GOAL: Keep only the lines of the data below that contain "arrow", and copy them.

________________________________________

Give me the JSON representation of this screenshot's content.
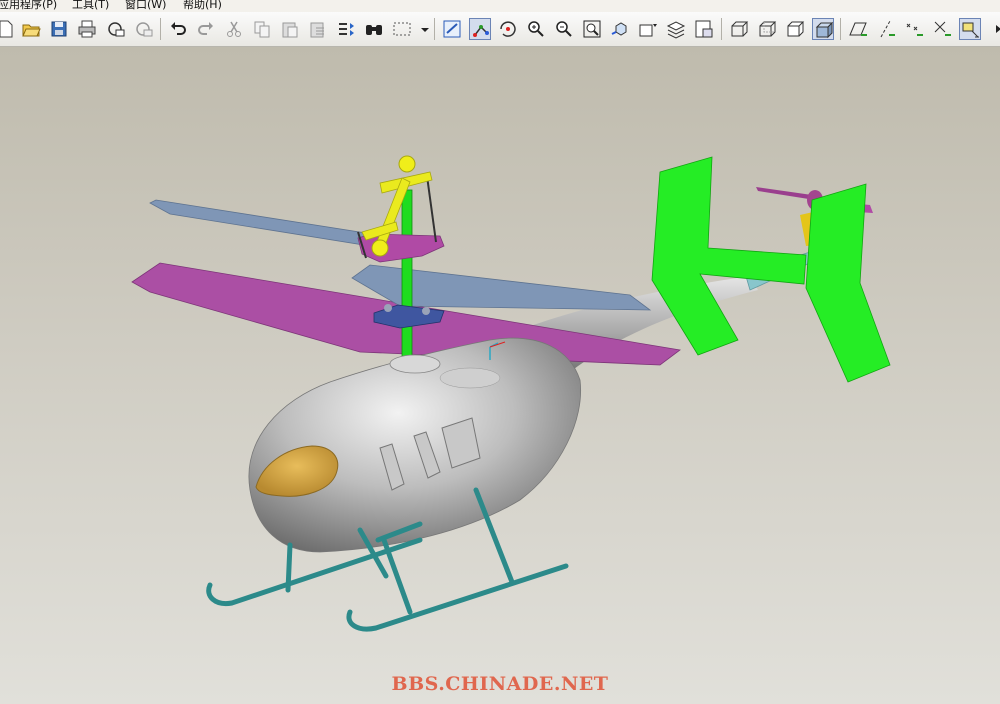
{
  "menu": {
    "items": [
      {
        "label": "应用程序(P)"
      },
      {
        "label": "工具(T)"
      },
      {
        "label": "窗口(W)"
      },
      {
        "label": "帮助(H)"
      }
    ]
  },
  "toolbar": {
    "buttons": [
      {
        "icon": "new-file-icon"
      },
      {
        "icon": "open-folder-icon"
      },
      {
        "icon": "save-icon"
      },
      {
        "icon": "print-icon"
      },
      {
        "icon": "send-mail-icon"
      },
      {
        "icon": "send-mail-disabled-icon"
      },
      {
        "icon": "undo-icon"
      },
      {
        "icon": "redo-icon"
      },
      {
        "icon": "cut-icon"
      },
      {
        "icon": "copy-icon"
      },
      {
        "icon": "paste-icon"
      },
      {
        "icon": "paste-special-icon"
      },
      {
        "icon": "regenerate-icon"
      },
      {
        "icon": "find-binoculars-icon"
      },
      {
        "icon": "selection-box-icon"
      },
      {
        "icon": "dropdown-arrow-icon"
      },
      {
        "icon": "repaint-icon"
      },
      {
        "icon": "spin-center-icon",
        "active": true
      },
      {
        "icon": "orient-mode-icon"
      },
      {
        "icon": "zoom-in-icon"
      },
      {
        "icon": "zoom-out-icon"
      },
      {
        "icon": "refit-icon"
      },
      {
        "icon": "reorient-icon"
      },
      {
        "icon": "saved-views-icon"
      },
      {
        "icon": "layers-icon"
      },
      {
        "icon": "view-manager-icon"
      },
      {
        "icon": "wireframe-icon"
      },
      {
        "icon": "hidden-line-icon"
      },
      {
        "icon": "no-hidden-icon"
      },
      {
        "icon": "shading-icon",
        "active": true
      },
      {
        "icon": "datum-planes-icon"
      },
      {
        "icon": "datum-axes-icon"
      },
      {
        "icon": "datum-points-icon"
      },
      {
        "icon": "coordinate-systems-icon"
      },
      {
        "icon": "annotations-icon",
        "active": true
      },
      {
        "icon": "more-arrow-icon"
      }
    ]
  },
  "viewport": {
    "model": "helicopter-assembly",
    "colors": {
      "fuselage": "#c2c2c2",
      "canopy": "#d4a84a",
      "main_blade_a": "#a94fa4",
      "main_blade_b": "#7e95b5",
      "tail_fins": "#22ee22",
      "skids": "#2c8a8a",
      "linkage_yellow": "#eaea1e",
      "rotor_shaft": "#1fdc1f"
    }
  },
  "watermark": "BBS.CHINADE.NET"
}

________________________________________

RESULT:
        "icon": "dropdown-arrow-icon"
        "icon": "more-arrow-icon"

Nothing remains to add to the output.